▶ **What the task requires**
Note each line where "JSON" appears, and copy it.

▶ **Items**
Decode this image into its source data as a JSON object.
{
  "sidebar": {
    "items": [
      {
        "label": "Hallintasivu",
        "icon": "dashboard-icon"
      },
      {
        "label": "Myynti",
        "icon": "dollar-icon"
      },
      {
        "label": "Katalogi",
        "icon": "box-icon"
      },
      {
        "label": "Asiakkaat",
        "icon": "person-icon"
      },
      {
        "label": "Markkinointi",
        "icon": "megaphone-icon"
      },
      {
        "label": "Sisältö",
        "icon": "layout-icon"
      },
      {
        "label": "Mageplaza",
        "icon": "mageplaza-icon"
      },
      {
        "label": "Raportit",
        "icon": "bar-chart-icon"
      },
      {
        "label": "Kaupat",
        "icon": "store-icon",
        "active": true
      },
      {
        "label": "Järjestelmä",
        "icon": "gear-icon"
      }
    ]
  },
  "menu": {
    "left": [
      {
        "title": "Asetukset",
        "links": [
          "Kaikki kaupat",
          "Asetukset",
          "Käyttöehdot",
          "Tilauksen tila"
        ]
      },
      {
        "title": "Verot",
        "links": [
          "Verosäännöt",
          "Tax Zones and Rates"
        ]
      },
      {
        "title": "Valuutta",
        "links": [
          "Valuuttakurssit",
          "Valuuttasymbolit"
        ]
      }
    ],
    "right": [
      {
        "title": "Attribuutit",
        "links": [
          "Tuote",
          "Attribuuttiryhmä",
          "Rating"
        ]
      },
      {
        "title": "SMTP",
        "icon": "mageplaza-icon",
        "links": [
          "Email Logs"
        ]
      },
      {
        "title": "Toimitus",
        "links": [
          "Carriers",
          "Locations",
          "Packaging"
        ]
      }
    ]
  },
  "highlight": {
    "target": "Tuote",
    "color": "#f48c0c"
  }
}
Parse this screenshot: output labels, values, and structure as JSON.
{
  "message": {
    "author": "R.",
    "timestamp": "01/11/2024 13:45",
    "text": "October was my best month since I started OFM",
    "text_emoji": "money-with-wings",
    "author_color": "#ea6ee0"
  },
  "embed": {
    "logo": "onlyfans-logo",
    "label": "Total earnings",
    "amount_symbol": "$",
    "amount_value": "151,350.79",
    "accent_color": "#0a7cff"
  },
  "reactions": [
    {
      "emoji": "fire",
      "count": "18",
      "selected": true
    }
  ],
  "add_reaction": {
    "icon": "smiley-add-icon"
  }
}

▶ **Final result**
Decode this image into its source data as a JSON object.
Parse this screenshot: output labels, values, and structure as JSON.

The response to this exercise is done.